What to do
**A)** Edit the AstraZeneca stock article from "7 reasons AZN" up to and including "these price levels.", writing that part again with "yield" replaced by "payout".
**B)** In the AstraZeneca stock article, at what multiple of its operating cash flow is AZN said to be selling?

Page extract
• • • •

It is hard to find the courage to put new money into this market given the substantial possibility that Europe will accelerate into a worse contagion. One way to reduce market risk is to buy stocks with robust and growing dividend yields, strong technical support and rock bottom valuations. AstraZeneca qualifies on all three criteria.
AstraZeneca (NYSE:AZN) – “AstraZeneca PLC discovers, develops, and commercializes prescription medicines for cardiovascular, gastrointestinal, infection, neuroscience, oncology, and respiratory and inflammation diseases worldwide. Its products include Crestor for managing cholesterol levels; Seloken/Toprol-XL for hypertension, heart failure, and angina; Atacand for hypertension and heart failure; Nexium for acid reflux; and Synagis for the prevention of serious lower respiratory tract disease caused by respiratory syncytial virus in pediatric patients”. (Business description from Yahoo Finance)
7 reasons AZN is a solid buy at $43:
1. AZN is selling at the very bottom of its five year valuation range based on P/S, P/E, P/B and P/CF.
2. AstraZeneca has a robust 6% yield which has increased significantly over the last five years. This yield should put a hard floor under stock at about these price levels.
3. AZN is selling at under six times its robust operating cash flow. In addition to increasing its dividend, it is using this cash flow to buy back stock.

• • • •

Records shown
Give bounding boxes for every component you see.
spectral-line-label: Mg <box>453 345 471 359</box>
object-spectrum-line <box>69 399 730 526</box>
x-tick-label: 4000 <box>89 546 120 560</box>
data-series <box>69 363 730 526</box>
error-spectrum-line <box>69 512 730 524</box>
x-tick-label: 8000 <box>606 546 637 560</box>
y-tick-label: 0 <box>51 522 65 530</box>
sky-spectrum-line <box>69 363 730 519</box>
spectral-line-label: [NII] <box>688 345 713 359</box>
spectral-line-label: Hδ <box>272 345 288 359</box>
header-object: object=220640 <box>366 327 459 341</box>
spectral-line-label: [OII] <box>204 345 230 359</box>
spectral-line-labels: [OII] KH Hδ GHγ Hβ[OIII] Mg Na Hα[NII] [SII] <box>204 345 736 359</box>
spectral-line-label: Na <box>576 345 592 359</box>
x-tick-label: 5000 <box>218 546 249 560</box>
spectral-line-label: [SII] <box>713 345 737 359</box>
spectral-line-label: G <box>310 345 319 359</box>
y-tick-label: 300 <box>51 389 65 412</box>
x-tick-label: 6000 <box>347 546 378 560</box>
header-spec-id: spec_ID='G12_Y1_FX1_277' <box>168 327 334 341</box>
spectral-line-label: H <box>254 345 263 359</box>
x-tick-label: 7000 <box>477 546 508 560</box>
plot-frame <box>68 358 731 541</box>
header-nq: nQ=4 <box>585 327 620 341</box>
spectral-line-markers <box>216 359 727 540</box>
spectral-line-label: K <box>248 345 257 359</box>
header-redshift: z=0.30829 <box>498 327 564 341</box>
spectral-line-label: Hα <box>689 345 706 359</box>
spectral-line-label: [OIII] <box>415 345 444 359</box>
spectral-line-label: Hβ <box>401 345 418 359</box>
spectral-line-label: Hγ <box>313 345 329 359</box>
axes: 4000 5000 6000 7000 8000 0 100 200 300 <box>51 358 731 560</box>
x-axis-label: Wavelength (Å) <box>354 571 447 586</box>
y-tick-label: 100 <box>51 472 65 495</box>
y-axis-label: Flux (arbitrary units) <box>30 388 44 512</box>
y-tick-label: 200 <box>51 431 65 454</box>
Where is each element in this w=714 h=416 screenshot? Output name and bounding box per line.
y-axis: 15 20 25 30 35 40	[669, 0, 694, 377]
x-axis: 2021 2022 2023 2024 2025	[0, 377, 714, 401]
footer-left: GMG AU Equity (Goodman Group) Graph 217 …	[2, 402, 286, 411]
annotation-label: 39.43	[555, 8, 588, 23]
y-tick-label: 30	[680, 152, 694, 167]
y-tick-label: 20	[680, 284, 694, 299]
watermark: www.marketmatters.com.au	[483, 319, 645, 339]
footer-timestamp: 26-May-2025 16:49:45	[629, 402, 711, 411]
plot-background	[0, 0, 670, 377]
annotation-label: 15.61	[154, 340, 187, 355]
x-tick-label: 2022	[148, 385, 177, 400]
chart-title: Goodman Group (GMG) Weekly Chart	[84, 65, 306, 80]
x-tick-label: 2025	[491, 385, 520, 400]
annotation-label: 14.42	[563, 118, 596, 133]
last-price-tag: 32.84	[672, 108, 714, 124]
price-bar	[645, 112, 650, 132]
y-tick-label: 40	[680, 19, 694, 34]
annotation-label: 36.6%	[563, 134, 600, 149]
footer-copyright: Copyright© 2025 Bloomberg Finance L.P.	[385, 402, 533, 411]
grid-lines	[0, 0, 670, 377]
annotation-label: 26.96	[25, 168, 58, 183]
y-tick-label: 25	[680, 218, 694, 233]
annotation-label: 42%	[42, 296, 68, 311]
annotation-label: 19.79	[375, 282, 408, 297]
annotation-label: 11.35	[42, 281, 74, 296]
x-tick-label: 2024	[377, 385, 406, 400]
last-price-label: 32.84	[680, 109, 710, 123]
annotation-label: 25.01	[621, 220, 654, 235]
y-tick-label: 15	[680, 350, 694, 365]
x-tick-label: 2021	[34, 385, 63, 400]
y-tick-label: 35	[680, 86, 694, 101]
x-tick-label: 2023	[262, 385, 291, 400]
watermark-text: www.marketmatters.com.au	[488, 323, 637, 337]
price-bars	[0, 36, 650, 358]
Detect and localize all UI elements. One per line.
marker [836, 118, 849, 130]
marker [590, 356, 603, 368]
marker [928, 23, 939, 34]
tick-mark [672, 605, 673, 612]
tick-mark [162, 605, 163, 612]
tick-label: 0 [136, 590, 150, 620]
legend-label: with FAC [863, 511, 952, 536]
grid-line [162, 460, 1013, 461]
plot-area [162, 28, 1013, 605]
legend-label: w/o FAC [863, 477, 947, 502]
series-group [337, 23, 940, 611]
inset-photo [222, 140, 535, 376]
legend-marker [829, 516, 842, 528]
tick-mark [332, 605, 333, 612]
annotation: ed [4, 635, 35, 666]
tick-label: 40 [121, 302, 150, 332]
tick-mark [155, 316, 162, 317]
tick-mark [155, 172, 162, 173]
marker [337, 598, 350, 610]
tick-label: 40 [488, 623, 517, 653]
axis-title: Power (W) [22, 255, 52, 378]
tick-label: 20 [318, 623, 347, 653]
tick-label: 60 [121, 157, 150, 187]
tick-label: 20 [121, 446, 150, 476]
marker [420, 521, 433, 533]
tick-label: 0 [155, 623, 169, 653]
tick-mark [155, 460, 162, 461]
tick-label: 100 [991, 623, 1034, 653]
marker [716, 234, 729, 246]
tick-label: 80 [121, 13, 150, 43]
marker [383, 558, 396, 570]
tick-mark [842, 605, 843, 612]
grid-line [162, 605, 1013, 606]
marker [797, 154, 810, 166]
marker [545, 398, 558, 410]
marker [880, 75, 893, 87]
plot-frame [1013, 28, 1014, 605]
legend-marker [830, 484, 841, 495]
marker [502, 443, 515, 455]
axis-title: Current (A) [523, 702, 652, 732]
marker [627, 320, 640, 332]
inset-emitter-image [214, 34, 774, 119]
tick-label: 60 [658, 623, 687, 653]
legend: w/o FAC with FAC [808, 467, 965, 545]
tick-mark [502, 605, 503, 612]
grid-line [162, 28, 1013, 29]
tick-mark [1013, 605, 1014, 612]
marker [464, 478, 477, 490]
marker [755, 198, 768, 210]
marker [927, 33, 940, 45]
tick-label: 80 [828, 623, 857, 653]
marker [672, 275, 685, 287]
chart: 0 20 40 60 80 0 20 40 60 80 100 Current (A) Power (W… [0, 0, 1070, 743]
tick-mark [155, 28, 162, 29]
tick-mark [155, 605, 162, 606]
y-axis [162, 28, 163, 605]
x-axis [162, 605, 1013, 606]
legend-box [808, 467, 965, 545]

• • • •

Outputs in order
**A)**
7 reasons AZN is a solid buy at $43:
1. AZN is selling at the very bottom of its five year valuation range based on P/S, P/E, P/B and P/CF.
2. AstraZeneca has a robust 6% payout which has increased significantly over the last five years. This payout should put a hard floor under stock at about these price levels.

**B)** Under six times its operating cash flow.